◆ **Selected text**:
Remembering Margaret Mitchell and the Botanical Aspects of Gone With the Wind
This botanical history post was featured on The Daily Gardener podcast:
November 8, 1900
Margaret Mitchell, the American southern writer of Gone with the Wind, is born.
Her friends and family called her Peggy.
Margaret grew up in Georgia, surrounded by relatives who had retold their stories of the Civil War. She was so captivated and engrossed in the tales she heard that she never realized her family failed to mention the South had lost the war. She distinctly remembered learning the truth at the age of ten. Later in life, she confessed that she had such difficulty processing the news that the North had won that she sometimes slipped back into her earlier belief that the South had been victorious.
In Road to Tara: The Life of Margaret Mitchell, Anne Edwards shared a delightful story from Margaret's childhood that summarized her family's strength:
Many of Margaret's childhood summers were spent at "Rural Home," the Jonesboro farm of her spinster Fitzgerald aunts, Sis and Mamie. Margaret was especially fond of her Aunt Sis who, even in later middle age, was a beautiful woman with waving gray hair, large soft eyes, fair magnolia skin, and a winning silvery laugh. Best of all, she told her young niece stories about the Fitzgerald family history with great flair.
Aunt Sis was fond of explaining,
"There was just two kinds of people, wheat people and buckwheat people.
Take wheat - when it's ripe and a strong wind comes along, it's laid flat on the ground and it never rises again.
But buckwheat yields to the wind, is flattened, but when the wind passes, it rises up just as straight as ever.
Wheat people can't stand a wind; buckwheat people can."
Margaret grew up surrounded by buckwheat people - survivors of the Civil War and Reconstruction.
Another early memory was of her mother taking her to Jonesboro when she was six years old to see abandoned plantation houses in ruin. Her mother used the experience to encourage her daughter to value her schooling, cautioning that education was the only weapon she could rely on if her world fell apart. Once again, the lesson was of perseverance and inner strength, and Margaret was listening.
After Margaret suffered from another bout of debilitating ankle pain in 1926, her husband grew tired of trudging back and forth with books from the Library to ease her boredom.
One day, he suggested she write a book instead of reading one. To that end, he brought home a typewriter, and Margaret began to write.
Drawing from her childhood experiences, Mitchell's main character was a woman named Pansy O'Hara, who lived on a plantation called Tara. It wasn't until just before publication over a decade later that Margaret's editor changed Pansy's name to Scarlett.
Through Mitchell's pen, flowers and beauty became essential to her epic tale.

◆ **Given request A**: In the rows below, copy out everything from the line containing "Patent image size: (1348, 854)." down to the line containing "The scanning mirror 180 is at (137, 413).", with both of those lines included.

◆ **Recorded information**:
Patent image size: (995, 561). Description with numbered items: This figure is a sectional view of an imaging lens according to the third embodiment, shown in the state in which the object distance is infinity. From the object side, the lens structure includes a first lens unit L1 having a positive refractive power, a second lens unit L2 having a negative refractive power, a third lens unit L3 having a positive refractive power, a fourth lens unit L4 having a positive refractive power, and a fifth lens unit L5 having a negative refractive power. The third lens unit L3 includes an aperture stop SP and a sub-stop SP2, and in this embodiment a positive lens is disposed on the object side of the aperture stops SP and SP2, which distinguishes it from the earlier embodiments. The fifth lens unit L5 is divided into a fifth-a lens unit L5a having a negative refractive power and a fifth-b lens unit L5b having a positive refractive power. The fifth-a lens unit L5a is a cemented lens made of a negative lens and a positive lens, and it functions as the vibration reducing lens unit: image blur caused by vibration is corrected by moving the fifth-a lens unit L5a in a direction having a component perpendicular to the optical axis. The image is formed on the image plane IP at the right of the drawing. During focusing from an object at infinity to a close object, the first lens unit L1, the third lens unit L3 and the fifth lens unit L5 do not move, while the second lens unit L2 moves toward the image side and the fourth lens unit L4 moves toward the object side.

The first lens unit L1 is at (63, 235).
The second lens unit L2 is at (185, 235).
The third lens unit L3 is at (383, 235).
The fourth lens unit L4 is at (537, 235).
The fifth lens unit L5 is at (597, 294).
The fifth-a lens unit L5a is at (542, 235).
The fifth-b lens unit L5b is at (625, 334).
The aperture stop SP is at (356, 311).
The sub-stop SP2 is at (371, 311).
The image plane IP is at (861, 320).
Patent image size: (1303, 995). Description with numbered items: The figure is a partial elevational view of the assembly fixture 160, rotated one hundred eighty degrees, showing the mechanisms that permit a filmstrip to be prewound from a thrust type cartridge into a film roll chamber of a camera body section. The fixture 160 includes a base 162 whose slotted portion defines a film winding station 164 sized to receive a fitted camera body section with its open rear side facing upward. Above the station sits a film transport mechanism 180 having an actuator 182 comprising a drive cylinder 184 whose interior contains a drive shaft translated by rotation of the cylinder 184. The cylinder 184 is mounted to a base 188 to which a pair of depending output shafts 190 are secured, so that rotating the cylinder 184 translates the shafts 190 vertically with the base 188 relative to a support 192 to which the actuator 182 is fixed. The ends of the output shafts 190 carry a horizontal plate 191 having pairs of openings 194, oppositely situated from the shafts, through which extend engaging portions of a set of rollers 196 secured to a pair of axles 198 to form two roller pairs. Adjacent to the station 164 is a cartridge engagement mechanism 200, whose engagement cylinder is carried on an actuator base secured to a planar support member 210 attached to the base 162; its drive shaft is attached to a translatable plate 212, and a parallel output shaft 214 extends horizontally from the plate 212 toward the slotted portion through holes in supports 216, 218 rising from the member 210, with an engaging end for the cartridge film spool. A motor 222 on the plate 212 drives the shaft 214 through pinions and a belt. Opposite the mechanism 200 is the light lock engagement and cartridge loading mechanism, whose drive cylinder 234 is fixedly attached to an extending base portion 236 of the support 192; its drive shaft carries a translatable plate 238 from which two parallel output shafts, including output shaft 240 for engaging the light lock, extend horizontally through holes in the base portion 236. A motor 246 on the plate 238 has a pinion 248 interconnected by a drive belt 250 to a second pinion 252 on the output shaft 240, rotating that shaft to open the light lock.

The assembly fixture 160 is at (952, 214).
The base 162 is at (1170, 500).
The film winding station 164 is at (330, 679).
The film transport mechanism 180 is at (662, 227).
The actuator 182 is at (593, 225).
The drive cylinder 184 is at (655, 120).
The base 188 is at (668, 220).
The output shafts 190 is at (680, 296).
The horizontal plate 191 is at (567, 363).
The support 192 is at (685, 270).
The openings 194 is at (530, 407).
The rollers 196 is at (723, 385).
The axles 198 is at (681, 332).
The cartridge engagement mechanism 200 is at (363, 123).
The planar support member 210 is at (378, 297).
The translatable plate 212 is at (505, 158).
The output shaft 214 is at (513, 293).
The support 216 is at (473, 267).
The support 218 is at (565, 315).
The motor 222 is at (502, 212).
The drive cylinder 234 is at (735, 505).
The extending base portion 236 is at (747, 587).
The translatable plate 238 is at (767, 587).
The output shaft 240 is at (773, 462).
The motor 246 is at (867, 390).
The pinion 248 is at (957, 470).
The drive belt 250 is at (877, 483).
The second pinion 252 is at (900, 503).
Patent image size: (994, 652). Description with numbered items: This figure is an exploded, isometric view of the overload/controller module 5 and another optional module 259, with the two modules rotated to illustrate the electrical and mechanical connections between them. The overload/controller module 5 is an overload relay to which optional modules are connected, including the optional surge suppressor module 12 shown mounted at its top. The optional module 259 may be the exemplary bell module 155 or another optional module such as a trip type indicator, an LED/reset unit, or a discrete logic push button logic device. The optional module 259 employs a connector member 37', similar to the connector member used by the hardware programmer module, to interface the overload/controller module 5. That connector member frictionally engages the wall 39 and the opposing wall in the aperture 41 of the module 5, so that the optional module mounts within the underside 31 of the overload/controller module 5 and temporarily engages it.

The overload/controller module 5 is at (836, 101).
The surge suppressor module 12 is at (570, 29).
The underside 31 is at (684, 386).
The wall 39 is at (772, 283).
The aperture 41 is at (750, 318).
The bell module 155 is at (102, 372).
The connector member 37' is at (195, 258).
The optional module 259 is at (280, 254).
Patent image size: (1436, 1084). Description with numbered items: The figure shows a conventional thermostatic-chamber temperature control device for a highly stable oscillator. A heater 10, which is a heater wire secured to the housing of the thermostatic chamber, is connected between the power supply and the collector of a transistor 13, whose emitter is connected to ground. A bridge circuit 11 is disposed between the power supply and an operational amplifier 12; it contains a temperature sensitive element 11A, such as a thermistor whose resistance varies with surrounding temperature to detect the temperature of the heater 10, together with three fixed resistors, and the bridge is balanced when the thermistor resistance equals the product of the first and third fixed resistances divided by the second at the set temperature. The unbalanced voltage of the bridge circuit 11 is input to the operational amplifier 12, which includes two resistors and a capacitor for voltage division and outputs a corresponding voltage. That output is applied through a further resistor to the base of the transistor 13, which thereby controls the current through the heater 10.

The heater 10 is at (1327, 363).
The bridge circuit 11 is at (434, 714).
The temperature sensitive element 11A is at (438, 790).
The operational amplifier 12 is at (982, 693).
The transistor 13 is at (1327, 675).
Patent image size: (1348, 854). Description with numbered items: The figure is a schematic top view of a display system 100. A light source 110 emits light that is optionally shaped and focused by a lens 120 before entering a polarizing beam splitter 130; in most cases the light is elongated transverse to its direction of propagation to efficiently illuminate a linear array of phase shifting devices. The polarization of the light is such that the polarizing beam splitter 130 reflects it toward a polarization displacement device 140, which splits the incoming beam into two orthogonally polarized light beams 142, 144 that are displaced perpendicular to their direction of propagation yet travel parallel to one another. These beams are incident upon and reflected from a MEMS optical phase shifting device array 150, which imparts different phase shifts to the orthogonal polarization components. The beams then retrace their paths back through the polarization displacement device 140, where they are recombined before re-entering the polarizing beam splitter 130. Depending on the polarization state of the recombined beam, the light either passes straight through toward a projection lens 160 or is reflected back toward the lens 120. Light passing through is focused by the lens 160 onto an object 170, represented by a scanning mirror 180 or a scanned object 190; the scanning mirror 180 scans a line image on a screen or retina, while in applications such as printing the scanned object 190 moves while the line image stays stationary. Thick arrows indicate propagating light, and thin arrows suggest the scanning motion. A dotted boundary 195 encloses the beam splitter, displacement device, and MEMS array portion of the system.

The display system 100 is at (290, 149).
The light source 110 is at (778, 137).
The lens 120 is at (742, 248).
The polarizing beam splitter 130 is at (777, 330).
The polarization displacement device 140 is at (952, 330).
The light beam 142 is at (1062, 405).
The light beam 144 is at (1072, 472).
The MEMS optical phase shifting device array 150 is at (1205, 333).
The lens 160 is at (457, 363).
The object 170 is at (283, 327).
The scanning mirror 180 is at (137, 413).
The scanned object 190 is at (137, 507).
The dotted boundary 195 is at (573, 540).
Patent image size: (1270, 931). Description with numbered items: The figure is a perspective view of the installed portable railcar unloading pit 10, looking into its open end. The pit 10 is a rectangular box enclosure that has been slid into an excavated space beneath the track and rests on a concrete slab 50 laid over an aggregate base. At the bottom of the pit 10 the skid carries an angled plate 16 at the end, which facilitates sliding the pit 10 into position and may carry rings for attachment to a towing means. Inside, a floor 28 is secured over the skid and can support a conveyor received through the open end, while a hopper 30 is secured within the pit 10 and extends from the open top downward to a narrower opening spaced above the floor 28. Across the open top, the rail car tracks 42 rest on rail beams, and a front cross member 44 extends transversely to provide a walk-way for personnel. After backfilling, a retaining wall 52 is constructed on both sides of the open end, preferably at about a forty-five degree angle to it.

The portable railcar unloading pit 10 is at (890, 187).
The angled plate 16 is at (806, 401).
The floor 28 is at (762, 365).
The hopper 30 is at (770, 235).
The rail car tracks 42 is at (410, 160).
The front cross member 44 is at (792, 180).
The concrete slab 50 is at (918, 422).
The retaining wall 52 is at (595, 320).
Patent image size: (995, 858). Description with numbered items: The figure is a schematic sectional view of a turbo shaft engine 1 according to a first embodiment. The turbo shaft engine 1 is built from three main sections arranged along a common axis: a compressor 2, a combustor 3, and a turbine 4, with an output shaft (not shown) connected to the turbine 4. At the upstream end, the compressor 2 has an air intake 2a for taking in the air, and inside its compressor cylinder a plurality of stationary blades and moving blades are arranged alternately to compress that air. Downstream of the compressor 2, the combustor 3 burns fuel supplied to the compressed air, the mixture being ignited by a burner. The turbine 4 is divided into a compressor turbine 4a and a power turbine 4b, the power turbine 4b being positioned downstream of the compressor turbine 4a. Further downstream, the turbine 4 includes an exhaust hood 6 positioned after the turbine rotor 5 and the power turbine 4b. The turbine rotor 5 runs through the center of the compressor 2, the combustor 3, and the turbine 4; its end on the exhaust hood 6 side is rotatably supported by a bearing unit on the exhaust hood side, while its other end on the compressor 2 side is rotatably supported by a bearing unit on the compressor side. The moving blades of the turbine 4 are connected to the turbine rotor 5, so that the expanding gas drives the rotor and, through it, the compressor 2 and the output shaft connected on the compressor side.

◆ **Given request B**: In the Margaret Mitchell piece, what was the main character's name before the editor changed it to Scarlett?

◆ **Output A**:
Patent image size: (1348, 854). Description with numbered items: The figure is a schematic top view of a display system 100. A light source 110 emits light that is optionally shaped and focused by a lens 120 before entering a polarizing beam splitter 130; in most cases the light is elongated transverse to its direction of propagation to efficiently illuminate a linear array of phase shifting devices. The polarization of the light is such that the polarizing beam splitter 130 reflects it toward a polarization displacement device 140, which splits the incoming beam into two orthogonally polarized light beams 142, 144 that are displaced perpendicular to their direction of propagation yet travel parallel to one another. These beams are incident upon and reflected from a MEMS optical phase shifting device array 150, which imparts different phase shifts to the orthogonal polarization components. The beams then retrace their paths back through the polarization displacement device 140, where they are recombined before re-entering the polarizing beam splitter 130. Depending on the polarization state of the recombined beam, the light either passes straight through toward a projection lens 160 or is reflected back toward the lens 120. Light passing through is focused by the lens 160 onto an object 170, represented by a scanning mirror 180 or a scanned object 190; the scanning mirror 180 scans a line image on a screen or retina, while in applications such as printing the scanned object 190 moves while the line image stays stationary. Thick arrows indicate propagating light, and thin arrows suggest the scanning motion. A dotted boundary 195 encloses the beam splitter, displacement device, and MEMS array portion of the system.

The display system 100 is at (290, 149).
The light source 110 is at (778, 137).
The lens 120 is at (742, 248).
The polarizing beam splitter 130 is at (777, 330).
The polarization displacement device 140 is at (952, 330).
The light beam 142 is at (1062, 405).
The light beam 144 is at (1072, 472).
The MEMS optical phase shifting device array 150 is at (1205, 333).
The lens 160 is at (457, 363).
The object 170 is at (283, 327).
The scanning mirror 180 is at (137, 413).

◆ **Output B**: Pansy O'Hara